**INPUT MATERIAL**:
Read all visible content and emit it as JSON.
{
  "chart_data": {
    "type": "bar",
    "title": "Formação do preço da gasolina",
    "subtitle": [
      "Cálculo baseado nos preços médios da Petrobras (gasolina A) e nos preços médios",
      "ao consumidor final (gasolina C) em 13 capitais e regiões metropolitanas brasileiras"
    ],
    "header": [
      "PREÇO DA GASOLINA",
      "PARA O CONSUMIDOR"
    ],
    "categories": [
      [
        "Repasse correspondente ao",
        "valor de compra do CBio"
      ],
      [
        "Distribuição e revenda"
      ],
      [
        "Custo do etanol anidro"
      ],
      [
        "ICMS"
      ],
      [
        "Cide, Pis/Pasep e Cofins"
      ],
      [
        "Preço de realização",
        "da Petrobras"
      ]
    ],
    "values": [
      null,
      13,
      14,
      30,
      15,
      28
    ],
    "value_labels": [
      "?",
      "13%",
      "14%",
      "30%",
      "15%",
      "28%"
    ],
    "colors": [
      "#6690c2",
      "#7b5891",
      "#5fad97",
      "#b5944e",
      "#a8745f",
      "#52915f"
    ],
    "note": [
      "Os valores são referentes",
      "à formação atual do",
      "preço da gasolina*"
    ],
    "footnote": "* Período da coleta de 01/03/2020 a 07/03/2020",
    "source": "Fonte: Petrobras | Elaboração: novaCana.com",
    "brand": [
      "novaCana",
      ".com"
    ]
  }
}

...

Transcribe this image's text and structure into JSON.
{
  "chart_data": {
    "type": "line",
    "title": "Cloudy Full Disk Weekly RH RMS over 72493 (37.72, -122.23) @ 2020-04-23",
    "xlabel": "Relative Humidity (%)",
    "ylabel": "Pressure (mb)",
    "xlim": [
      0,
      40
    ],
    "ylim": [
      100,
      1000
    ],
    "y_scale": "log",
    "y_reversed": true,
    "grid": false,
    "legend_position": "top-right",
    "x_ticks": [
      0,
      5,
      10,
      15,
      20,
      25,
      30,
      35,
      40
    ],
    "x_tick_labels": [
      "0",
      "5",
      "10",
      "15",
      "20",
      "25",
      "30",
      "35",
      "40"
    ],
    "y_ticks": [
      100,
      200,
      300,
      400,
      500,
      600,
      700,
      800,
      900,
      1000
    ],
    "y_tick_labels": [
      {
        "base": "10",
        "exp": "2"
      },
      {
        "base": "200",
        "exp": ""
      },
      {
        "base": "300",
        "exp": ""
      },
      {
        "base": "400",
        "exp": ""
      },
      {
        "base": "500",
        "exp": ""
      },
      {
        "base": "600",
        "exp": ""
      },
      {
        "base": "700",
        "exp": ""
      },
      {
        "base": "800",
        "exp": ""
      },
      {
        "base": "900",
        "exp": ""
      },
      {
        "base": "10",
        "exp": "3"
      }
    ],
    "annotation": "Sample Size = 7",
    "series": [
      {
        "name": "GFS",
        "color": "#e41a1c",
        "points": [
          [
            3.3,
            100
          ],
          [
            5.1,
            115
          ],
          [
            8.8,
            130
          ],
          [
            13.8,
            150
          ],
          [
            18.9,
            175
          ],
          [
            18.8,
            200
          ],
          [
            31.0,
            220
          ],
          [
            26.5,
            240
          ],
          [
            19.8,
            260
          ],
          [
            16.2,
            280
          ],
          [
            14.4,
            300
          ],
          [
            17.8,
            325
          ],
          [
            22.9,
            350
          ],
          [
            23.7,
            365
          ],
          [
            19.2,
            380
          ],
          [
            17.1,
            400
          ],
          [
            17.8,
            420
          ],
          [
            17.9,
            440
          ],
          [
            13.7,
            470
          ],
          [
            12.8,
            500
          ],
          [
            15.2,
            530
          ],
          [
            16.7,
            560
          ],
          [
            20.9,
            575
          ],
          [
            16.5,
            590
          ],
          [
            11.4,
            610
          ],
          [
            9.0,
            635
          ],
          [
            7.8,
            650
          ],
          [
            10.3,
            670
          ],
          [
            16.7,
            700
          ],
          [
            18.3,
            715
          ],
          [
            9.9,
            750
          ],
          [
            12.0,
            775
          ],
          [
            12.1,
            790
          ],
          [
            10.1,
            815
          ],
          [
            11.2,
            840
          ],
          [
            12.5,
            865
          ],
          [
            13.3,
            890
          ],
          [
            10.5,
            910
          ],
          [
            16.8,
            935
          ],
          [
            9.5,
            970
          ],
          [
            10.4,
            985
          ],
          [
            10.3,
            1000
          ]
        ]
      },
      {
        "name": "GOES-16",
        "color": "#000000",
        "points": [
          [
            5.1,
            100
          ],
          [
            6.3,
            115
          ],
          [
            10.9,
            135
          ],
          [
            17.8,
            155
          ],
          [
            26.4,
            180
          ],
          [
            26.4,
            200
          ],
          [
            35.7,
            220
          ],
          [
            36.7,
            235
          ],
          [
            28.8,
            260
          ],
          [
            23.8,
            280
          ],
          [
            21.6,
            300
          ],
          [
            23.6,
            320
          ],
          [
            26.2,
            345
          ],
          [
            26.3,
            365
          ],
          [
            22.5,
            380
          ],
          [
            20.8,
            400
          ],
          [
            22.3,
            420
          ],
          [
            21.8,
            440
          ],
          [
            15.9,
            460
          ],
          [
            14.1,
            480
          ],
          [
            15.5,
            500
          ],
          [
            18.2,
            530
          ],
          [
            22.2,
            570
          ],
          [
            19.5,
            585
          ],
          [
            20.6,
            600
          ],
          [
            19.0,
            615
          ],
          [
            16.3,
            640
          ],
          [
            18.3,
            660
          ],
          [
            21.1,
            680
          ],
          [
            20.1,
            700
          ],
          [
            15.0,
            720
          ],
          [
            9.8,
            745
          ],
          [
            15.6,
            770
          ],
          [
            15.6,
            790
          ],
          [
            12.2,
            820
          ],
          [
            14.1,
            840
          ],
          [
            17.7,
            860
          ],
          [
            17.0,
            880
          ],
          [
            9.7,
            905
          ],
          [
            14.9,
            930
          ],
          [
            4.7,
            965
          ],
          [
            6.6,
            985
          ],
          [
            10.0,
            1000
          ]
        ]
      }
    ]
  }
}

**WHAT IS NEEDED**: Across the entries above, how many lines contain "JSON"? Provide only the count.

**TASK ANSWER**: 2